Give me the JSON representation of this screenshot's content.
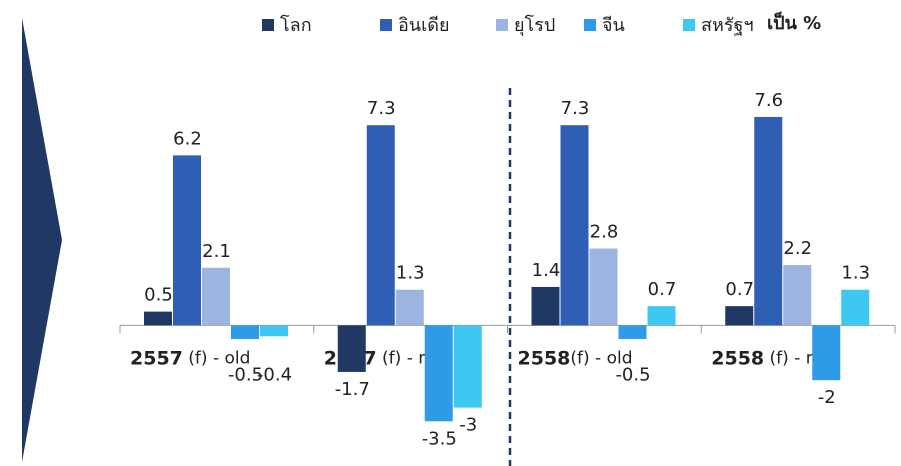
{
  "chart_data": {
    "type": "bar",
    "categories": [
      "2557 (f) - old",
      "2557 (f) - new",
      "2558(f) - old",
      "2558 (f) - new"
    ],
    "series": [
      {
        "name": "โลก",
        "color": "#1f3864",
        "values": [
          0.5,
          -1.7,
          1.4,
          0.7
        ]
      },
      {
        "name": "อินเดีย",
        "color": "#2e5fb5",
        "values": [
          6.2,
          7.3,
          7.3,
          7.6
        ]
      },
      {
        "name": "ยุโรป",
        "color": "#9db4e0",
        "values": [
          2.1,
          1.3,
          2.8,
          2.2
        ]
      },
      {
        "name": "จีน",
        "color": "#2f9be8",
        "values": [
          -0.5,
          -3.5,
          -0.5,
          -2.0
        ]
      },
      {
        "name": "สหรัฐฯ",
        "color": "#3ec7f0",
        "values": [
          -0.4,
          -3.0,
          0.7,
          1.3
        ]
      }
    ],
    "unit_label": "เป็น %",
    "ylim": [
      -4,
      8
    ],
    "legend": "top"
  }
}
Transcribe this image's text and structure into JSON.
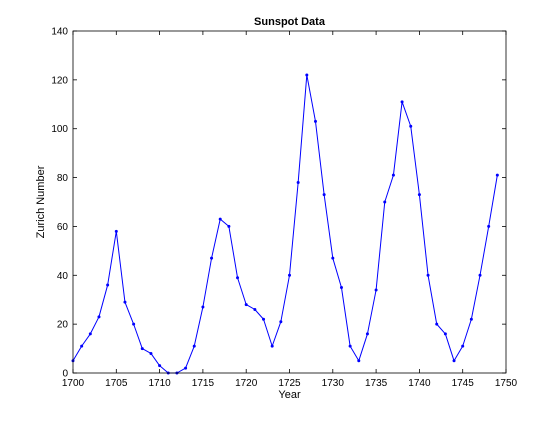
{
  "chart_data": {
    "type": "line",
    "title": "Sunspot Data",
    "xlabel": "Year",
    "ylabel": "Zurich Number",
    "xlim": [
      1700,
      1750
    ],
    "ylim": [
      0,
      140
    ],
    "xticks": [
      1700,
      1705,
      1710,
      1715,
      1720,
      1725,
      1730,
      1735,
      1740,
      1745,
      1750
    ],
    "yticks": [
      0,
      20,
      40,
      60,
      80,
      100,
      120,
      140
    ],
    "grid": false,
    "series": [
      {
        "color": "#0000ff",
        "marker": "dot",
        "points": [
          [
            1700,
            5
          ],
          [
            1701,
            11
          ],
          [
            1702,
            16
          ],
          [
            1703,
            23
          ],
          [
            1704,
            36
          ],
          [
            1705,
            58
          ],
          [
            1706,
            29
          ],
          [
            1707,
            20
          ],
          [
            1708,
            10
          ],
          [
            1709,
            8
          ],
          [
            1710,
            3
          ],
          [
            1711,
            0
          ],
          [
            1712,
            0
          ],
          [
            1713,
            2
          ],
          [
            1714,
            11
          ],
          [
            1715,
            27
          ],
          [
            1716,
            47
          ],
          [
            1717,
            63
          ],
          [
            1718,
            60
          ],
          [
            1719,
            39
          ],
          [
            1720,
            28
          ],
          [
            1721,
            26
          ],
          [
            1722,
            22
          ],
          [
            1723,
            11
          ],
          [
            1724,
            21
          ],
          [
            1725,
            40
          ],
          [
            1726,
            78
          ],
          [
            1727,
            122
          ],
          [
            1728,
            103
          ],
          [
            1729,
            73
          ],
          [
            1730,
            47
          ],
          [
            1731,
            35
          ],
          [
            1732,
            11
          ],
          [
            1733,
            5
          ],
          [
            1734,
            16
          ],
          [
            1735,
            34
          ],
          [
            1736,
            70
          ],
          [
            1737,
            81
          ],
          [
            1738,
            111
          ],
          [
            1739,
            101
          ],
          [
            1740,
            73
          ],
          [
            1741,
            40
          ],
          [
            1742,
            20
          ],
          [
            1743,
            16
          ],
          [
            1744,
            5
          ],
          [
            1745,
            11
          ],
          [
            1746,
            22
          ],
          [
            1747,
            40
          ],
          [
            1748,
            60
          ],
          [
            1749,
            81
          ]
        ]
      }
    ]
  }
}
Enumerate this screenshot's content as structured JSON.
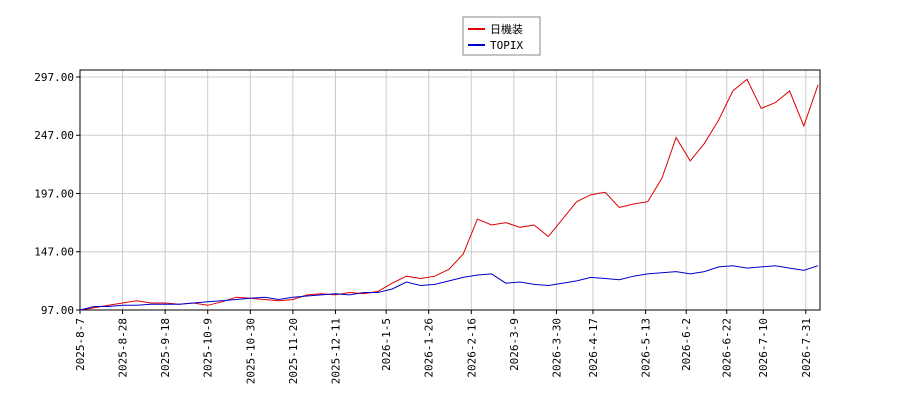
{
  "chart_data": {
    "type": "line",
    "x": [
      "2025-8-7",
      "2025-8-14",
      "2025-8-21",
      "2025-8-28",
      "2025-9-4",
      "2025-9-11",
      "2025-9-18",
      "2025-9-25",
      "2025-10-2",
      "2025-10-9",
      "2025-10-16",
      "2025-10-23",
      "2025-10-30",
      "2025-11-6",
      "2025-11-13",
      "2025-11-20",
      "2025-11-27",
      "2025-12-4",
      "2025-12-11",
      "2025-12-18",
      "2025-12-25",
      "2026-1-1",
      "2026-1-8",
      "2026-1-15",
      "2026-1-22",
      "2026-1-29",
      "2026-2-5",
      "2026-2-12",
      "2026-2-19",
      "2026-2-26",
      "2026-3-5",
      "2026-3-12",
      "2026-3-19",
      "2026-3-26",
      "2026-4-2",
      "2026-4-9",
      "2026-4-16",
      "2026-4-23",
      "2026-4-30",
      "2026-5-7",
      "2026-5-14",
      "2026-5-21",
      "2026-5-28",
      "2026-6-4",
      "2026-6-11",
      "2026-6-18",
      "2026-6-25",
      "2026-7-2",
      "2026-7-9",
      "2026-7-16",
      "2026-7-23",
      "2026-7-30",
      "2026-8-6"
    ],
    "series": [
      {
        "name": "日機装",
        "color": "#dd0000",
        "values": [
          97,
          99,
          101,
          103,
          105,
          103,
          103,
          102,
          103,
          101,
          104,
          108,
          107,
          106,
          105,
          106,
          110,
          111,
          110,
          112,
          111,
          113,
          120,
          126,
          124,
          126,
          132,
          145,
          175,
          170,
          172,
          168,
          170,
          160,
          175,
          190,
          196,
          198,
          185,
          188,
          190,
          210,
          245,
          225,
          240,
          260,
          285,
          295,
          270,
          275,
          285,
          255,
          290
        ]
      },
      {
        "name": "TOPIX",
        "color": "#0000cc",
        "values": [
          97,
          100,
          100,
          101,
          101,
          102,
          102,
          102,
          103,
          104,
          105,
          106,
          107,
          108,
          106,
          108,
          109,
          110,
          111,
          110,
          112,
          112,
          115,
          121,
          118,
          119,
          122,
          125,
          127,
          128,
          120,
          121,
          119,
          118,
          120,
          122,
          125,
          124,
          123,
          126,
          128,
          129,
          130,
          128,
          130,
          134,
          135,
          133,
          134,
          135,
          133,
          131,
          135
        ]
      }
    ],
    "xlim": [
      "2025-8-7",
      "2026-8-7"
    ],
    "xticks": [
      "2025-8-7",
      "2025-8-28",
      "2025-9-18",
      "2025-10-9",
      "2025-10-30",
      "2025-11-20",
      "2025-12-11",
      "2026-1-5",
      "2026-1-26",
      "2026-2-16",
      "2026-3-9",
      "2026-3-30",
      "2026-4-17",
      "2026-5-13",
      "2026-6-2",
      "2026-6-22",
      "2026-7-10",
      "2026-7-31"
    ],
    "ylim": [
      97,
      303
    ],
    "yticks": [
      {
        "value": 97,
        "label": "97.00"
      },
      {
        "value": 147,
        "label": "147.00"
      },
      {
        "value": 197,
        "label": "197.00"
      },
      {
        "value": 247,
        "label": "247.00"
      },
      {
        "value": 297,
        "label": "297.00"
      }
    ],
    "grid": true,
    "legend": "top"
  }
}
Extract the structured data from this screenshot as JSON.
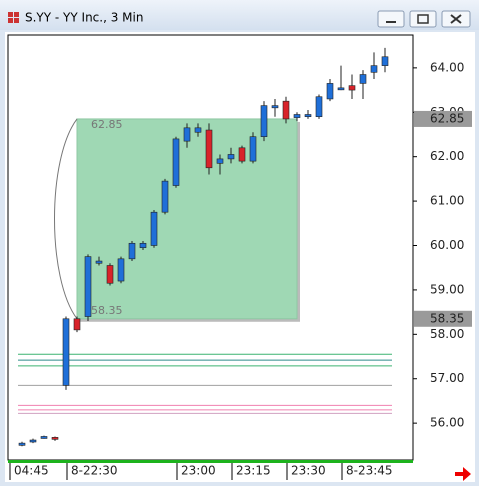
※ ※ ※
**Given task:** Look through the material above and pick out each line holding the word "color".

**Response below:**
        "color": "#1f3864",
        "color": "#2e5fb5",
        "color": "#9db4e0",
        "color": "#2f9be8",
        "color": "#3ec7f0",
        "color": "#0000ff",
        "color": "#dd0000",
        "color": "#0000cc",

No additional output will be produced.